------ Extracted entries ------

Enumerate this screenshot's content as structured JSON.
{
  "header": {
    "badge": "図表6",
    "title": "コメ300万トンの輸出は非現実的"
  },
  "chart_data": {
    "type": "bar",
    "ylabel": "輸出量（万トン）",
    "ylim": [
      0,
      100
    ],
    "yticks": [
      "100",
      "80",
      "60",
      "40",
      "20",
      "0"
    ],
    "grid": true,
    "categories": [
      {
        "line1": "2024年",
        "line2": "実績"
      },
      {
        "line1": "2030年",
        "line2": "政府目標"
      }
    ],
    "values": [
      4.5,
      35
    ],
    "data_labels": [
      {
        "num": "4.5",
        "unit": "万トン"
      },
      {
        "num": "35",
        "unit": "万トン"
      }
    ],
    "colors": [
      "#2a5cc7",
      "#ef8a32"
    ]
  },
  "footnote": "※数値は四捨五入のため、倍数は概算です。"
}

------

§ What this task involves
The records above should be returned exactly.

§ Result below
Enumerate this screenshot's content as structured JSON.
{
  "header": {
    "badge": "図表6",
    "title": "コメ300万トンの輸出は非現実的"
  },
  "chart_data": {
    "type": "bar",
    "ylabel": "輸出量（万トン）",
    "ylim": [
      0,
      100
    ],
    "yticks": [
      "100",
      "80",
      "60",
      "40",
      "20",
      "0"
    ],
    "grid": true,
    "categories": [
      {
        "line1": "2024年",
        "line2": "実績"
      },
      {
        "line1": "2030年",
        "line2": "政府目標"
      }
    ],
    "values": [
      4.5,
      35
    ],
    "data_labels": [
      {
        "num": "4.5",
        "unit": "万トン"
      },
      {
        "num": "35",
        "unit": "万トン"
      }
    ],
    "colors": [
      "#2a5cc7",
      "#ef8a32"
    ]
  },
  "footnote": "※数値は四捨五入のため、倍数は概算です。"
}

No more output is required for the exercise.